● **Records for this task**:
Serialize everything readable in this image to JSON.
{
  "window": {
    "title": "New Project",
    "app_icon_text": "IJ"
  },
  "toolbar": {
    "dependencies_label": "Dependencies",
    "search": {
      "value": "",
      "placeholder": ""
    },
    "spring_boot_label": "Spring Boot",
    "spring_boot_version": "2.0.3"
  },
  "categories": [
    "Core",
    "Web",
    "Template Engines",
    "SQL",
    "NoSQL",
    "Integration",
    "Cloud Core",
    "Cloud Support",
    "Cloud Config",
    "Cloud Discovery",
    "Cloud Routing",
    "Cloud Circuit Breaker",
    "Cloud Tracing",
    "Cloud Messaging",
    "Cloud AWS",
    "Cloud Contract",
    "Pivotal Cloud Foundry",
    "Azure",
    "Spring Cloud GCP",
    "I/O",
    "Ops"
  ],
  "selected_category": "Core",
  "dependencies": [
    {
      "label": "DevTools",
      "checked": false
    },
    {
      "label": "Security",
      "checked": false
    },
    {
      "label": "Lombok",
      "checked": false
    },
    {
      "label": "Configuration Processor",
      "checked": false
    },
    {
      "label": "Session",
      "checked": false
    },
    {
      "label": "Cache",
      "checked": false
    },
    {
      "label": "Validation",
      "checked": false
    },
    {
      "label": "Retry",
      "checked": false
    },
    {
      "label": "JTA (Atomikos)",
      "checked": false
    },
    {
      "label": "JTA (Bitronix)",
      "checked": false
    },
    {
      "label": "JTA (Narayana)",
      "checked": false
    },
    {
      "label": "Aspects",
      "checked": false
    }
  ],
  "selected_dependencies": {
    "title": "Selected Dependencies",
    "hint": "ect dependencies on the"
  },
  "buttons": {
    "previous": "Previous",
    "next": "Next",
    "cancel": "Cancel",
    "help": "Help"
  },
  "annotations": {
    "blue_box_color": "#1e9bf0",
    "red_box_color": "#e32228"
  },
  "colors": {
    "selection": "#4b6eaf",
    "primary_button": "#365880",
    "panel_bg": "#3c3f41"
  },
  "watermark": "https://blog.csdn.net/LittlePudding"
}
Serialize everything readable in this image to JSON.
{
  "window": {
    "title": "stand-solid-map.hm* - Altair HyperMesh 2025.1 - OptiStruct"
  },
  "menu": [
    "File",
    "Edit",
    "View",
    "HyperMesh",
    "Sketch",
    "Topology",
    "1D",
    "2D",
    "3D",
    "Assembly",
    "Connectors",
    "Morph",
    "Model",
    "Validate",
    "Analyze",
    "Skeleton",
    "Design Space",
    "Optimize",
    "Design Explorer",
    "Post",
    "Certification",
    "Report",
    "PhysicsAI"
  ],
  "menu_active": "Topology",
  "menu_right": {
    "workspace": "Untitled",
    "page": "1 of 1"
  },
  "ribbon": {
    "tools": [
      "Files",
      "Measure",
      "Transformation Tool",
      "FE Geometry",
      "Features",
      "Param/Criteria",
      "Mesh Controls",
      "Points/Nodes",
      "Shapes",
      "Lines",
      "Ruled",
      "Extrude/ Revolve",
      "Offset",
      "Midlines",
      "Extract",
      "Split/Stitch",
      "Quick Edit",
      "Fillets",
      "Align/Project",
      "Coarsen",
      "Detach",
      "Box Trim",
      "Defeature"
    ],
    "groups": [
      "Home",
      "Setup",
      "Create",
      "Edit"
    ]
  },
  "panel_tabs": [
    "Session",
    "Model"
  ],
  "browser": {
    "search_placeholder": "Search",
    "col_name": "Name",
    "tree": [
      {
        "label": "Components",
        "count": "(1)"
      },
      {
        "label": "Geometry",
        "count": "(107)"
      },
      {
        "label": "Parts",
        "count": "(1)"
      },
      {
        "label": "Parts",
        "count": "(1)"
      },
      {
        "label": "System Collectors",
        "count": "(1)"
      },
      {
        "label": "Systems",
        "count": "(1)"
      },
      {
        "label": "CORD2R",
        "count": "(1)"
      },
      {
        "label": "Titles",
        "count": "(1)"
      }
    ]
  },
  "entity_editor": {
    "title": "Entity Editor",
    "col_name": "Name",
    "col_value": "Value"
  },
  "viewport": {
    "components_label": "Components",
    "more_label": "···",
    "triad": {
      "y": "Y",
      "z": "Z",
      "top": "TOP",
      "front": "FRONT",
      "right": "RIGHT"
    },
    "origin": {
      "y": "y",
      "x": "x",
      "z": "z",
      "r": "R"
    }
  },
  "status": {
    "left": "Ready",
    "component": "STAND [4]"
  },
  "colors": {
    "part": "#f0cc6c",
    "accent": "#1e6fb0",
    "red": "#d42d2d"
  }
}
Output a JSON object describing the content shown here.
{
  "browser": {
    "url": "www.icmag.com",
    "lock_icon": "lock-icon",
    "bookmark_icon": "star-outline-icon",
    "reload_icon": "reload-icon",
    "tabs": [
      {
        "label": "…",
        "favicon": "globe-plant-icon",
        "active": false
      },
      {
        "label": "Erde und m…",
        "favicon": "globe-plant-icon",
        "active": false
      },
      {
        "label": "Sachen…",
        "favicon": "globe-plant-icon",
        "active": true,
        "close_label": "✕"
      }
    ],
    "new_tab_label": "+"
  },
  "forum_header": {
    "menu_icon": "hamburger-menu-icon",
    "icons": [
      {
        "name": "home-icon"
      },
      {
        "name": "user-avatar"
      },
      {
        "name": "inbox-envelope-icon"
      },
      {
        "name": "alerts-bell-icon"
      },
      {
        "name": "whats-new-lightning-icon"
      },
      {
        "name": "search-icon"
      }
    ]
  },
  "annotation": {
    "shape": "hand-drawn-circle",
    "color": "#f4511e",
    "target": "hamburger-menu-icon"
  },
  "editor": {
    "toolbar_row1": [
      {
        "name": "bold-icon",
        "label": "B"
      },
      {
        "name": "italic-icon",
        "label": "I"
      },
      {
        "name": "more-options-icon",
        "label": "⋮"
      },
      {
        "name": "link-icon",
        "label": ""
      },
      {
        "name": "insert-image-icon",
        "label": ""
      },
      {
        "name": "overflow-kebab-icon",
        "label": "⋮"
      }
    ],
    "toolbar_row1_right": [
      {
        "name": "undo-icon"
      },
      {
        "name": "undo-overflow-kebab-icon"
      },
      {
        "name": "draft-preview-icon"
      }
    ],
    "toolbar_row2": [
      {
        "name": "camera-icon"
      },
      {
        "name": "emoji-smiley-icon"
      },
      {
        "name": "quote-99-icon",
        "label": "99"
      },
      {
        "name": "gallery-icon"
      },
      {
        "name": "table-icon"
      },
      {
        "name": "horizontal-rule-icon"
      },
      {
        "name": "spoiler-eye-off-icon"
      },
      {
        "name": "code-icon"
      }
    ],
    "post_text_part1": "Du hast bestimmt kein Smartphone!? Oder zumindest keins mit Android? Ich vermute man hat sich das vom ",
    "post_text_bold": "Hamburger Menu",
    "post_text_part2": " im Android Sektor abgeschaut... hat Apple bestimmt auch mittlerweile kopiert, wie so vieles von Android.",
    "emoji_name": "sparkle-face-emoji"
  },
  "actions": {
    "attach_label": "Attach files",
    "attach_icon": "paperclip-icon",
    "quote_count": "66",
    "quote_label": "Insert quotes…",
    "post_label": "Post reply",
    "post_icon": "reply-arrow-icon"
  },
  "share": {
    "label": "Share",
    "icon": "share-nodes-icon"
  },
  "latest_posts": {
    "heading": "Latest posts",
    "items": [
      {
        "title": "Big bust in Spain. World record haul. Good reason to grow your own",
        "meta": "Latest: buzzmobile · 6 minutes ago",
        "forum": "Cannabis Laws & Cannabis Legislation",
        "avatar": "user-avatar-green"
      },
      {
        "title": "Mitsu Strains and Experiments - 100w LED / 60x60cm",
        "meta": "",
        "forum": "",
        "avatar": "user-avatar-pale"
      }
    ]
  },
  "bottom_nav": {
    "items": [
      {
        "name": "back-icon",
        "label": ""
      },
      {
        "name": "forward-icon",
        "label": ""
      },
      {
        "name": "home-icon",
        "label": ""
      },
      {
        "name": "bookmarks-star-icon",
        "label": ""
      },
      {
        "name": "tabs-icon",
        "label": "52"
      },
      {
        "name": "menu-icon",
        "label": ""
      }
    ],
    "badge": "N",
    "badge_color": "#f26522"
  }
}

● **Your objective**:
Which lines in the data above contain "emoji"? Show each one.

● **Answer for the task**:
        "name": "emoji-smiley-icon"
    "emoji_name": "sparkle-face-emoji"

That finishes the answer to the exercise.